* [TASK DETAILS] In the entries below, find every line holding the string "ylabel" and collect it.

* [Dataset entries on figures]
..............................

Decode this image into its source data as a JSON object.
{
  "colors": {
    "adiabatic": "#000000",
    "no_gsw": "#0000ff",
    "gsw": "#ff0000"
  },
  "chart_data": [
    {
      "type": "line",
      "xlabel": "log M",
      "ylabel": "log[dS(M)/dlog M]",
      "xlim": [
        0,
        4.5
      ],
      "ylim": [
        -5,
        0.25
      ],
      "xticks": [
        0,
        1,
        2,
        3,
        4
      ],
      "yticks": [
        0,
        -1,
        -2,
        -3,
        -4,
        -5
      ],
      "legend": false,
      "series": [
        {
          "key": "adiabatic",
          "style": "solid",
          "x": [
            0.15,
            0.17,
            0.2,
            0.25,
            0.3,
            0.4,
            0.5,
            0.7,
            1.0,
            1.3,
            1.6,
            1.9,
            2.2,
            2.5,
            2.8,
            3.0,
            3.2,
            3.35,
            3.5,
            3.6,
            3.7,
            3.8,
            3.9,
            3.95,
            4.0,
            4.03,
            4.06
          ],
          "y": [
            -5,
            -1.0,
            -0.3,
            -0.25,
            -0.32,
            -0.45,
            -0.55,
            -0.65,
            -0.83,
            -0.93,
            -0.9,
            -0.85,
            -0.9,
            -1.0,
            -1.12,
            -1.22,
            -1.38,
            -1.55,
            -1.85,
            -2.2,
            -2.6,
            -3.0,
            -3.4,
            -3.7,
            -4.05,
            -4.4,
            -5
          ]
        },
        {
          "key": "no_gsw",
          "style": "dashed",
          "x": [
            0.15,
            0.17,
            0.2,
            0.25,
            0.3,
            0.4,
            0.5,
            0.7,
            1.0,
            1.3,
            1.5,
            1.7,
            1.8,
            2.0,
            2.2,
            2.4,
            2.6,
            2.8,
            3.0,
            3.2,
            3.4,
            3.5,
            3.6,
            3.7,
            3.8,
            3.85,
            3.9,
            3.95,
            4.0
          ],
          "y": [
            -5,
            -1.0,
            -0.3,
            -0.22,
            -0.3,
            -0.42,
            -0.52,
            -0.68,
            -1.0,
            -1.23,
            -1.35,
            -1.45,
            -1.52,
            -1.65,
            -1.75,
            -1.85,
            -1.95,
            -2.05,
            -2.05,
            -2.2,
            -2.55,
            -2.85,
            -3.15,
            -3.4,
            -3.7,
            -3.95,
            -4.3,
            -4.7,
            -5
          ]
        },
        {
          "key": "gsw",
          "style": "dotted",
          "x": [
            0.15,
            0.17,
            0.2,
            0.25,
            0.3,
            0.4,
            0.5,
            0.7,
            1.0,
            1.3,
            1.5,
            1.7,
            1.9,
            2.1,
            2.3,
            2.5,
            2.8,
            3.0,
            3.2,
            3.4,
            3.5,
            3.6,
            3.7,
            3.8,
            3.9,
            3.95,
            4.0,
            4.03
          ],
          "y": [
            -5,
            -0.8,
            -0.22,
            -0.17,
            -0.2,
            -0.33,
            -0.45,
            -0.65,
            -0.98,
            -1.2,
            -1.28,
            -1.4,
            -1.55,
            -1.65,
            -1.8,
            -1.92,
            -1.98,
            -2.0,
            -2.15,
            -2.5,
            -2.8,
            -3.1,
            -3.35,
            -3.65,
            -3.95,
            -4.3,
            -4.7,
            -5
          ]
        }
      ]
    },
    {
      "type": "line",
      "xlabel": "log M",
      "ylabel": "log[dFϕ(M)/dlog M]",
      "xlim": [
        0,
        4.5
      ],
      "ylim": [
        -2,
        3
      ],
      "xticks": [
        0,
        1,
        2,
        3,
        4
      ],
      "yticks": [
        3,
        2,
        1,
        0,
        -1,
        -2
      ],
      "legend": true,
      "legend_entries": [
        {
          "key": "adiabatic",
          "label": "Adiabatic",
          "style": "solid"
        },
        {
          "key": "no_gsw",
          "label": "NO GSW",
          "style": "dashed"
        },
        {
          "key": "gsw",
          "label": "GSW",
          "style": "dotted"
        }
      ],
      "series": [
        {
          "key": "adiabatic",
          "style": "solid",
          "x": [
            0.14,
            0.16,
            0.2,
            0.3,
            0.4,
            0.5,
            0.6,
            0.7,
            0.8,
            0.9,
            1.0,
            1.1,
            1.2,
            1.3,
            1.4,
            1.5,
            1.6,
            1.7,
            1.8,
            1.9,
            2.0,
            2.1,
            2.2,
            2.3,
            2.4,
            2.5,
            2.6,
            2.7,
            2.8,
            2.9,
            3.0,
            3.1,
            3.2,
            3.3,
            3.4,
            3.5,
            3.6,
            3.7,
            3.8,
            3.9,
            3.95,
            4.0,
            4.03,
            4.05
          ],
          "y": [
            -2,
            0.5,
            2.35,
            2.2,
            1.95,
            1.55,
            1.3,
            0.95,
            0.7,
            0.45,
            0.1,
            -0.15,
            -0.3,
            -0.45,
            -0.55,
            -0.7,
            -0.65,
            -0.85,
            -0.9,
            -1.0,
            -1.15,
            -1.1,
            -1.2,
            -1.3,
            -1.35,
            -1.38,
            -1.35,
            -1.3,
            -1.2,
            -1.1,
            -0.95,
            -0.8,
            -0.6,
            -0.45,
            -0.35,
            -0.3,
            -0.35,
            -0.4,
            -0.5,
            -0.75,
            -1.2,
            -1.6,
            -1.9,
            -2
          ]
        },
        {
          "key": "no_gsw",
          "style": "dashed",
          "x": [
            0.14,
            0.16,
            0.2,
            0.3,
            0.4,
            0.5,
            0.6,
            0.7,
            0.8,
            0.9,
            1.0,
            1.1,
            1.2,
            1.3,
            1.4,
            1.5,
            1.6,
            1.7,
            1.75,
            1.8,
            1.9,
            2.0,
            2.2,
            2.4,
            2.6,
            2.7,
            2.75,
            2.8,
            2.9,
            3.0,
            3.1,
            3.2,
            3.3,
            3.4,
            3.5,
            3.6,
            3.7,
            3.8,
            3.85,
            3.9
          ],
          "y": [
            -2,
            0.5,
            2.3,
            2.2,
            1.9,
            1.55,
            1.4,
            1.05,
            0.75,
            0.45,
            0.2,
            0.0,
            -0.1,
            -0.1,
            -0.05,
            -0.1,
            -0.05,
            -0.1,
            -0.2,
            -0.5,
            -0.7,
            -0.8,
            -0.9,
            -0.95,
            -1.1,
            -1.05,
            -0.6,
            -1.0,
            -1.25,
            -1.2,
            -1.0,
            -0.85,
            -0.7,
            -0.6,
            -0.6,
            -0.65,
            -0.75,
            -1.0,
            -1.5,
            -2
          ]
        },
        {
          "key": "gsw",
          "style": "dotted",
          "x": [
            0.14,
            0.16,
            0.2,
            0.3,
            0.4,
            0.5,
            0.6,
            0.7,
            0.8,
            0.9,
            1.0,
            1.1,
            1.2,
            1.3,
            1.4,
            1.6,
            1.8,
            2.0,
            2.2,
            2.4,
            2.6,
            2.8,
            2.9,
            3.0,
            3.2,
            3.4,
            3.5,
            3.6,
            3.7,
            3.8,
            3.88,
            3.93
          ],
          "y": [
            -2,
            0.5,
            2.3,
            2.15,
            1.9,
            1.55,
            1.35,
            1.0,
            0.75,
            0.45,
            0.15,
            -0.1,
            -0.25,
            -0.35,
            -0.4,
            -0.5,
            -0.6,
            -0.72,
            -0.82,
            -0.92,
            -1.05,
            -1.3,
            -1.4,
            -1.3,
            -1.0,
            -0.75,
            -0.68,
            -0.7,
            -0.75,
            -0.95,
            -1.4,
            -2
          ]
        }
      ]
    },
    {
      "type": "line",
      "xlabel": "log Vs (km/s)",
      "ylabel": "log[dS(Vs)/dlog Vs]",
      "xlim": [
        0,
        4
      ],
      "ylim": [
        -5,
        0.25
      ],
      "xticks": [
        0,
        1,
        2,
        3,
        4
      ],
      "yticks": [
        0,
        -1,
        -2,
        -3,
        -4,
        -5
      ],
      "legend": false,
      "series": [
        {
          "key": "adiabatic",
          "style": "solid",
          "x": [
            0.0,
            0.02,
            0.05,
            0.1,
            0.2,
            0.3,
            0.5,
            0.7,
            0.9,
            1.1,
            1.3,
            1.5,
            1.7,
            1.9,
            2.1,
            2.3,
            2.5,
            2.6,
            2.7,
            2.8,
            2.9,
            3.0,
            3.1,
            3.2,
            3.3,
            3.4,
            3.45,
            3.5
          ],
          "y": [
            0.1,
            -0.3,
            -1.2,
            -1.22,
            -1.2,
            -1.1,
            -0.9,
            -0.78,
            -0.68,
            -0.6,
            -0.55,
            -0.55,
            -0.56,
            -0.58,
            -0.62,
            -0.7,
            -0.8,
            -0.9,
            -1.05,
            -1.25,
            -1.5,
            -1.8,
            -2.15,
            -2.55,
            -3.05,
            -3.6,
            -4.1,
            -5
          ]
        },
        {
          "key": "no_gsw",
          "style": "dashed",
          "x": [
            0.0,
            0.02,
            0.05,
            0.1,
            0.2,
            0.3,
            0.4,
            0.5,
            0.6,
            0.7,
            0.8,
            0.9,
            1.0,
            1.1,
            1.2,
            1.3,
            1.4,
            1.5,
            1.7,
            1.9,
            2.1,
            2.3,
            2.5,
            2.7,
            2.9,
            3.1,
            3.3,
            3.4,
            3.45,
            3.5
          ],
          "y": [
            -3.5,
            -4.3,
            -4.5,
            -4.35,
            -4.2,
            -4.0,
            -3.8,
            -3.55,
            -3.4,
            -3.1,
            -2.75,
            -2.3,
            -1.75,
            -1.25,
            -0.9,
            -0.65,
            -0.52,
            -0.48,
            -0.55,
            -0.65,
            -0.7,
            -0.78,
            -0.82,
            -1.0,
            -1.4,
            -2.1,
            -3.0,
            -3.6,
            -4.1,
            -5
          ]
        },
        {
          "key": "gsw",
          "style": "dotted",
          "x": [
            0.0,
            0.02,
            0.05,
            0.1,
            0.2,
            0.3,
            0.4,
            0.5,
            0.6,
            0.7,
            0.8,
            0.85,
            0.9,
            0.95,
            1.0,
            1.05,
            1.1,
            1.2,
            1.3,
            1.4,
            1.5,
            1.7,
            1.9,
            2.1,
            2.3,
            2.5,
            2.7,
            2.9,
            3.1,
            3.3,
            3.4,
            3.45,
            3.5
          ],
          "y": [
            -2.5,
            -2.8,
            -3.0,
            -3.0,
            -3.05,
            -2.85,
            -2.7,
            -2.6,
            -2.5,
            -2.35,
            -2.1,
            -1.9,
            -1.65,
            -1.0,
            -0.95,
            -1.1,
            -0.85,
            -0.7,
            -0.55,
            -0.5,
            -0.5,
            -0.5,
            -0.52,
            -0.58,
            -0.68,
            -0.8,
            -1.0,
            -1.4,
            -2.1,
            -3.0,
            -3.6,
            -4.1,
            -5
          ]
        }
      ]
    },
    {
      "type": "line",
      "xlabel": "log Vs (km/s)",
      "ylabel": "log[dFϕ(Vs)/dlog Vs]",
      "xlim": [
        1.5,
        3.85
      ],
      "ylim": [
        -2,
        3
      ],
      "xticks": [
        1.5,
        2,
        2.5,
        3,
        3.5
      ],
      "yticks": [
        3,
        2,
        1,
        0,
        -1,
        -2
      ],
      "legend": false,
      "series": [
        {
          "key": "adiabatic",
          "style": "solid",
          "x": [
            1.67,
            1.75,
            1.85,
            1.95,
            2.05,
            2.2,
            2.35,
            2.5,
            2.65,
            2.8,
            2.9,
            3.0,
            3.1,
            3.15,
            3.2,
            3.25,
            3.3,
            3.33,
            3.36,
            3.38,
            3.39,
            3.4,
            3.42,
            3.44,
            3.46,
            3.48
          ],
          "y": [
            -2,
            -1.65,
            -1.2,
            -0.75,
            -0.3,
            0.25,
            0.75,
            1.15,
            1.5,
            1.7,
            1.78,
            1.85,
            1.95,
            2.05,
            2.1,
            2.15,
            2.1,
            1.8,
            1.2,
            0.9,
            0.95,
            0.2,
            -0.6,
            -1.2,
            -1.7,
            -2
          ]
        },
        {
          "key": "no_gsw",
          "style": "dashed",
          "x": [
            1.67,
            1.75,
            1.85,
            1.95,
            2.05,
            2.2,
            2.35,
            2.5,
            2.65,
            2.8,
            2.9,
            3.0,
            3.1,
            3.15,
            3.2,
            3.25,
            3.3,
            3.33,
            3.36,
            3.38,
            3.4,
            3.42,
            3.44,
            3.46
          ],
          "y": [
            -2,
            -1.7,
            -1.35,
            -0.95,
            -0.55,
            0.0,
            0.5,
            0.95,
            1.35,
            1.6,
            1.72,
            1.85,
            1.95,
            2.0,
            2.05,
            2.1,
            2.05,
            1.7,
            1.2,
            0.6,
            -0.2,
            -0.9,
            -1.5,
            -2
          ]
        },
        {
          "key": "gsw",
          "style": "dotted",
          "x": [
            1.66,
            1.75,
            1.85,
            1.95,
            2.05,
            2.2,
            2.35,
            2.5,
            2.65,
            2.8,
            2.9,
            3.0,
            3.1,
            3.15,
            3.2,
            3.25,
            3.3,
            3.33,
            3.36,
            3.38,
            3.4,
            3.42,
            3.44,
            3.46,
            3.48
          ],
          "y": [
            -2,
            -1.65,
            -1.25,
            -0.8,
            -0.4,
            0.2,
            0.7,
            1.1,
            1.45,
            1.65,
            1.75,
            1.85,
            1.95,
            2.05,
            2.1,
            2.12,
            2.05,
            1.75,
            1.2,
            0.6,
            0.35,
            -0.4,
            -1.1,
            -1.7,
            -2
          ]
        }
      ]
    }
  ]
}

..............................

* [RESULT OF THIS EXERCISE]
      "ylabel": "log[dS(M)/dlog M]",
      "ylabel": "log[dFϕ(M)/dlog M]",
      "ylabel": "log[dS(Vs)/dlog Vs]",
      "ylabel": "log[dFϕ(Vs)/dlog Vs]",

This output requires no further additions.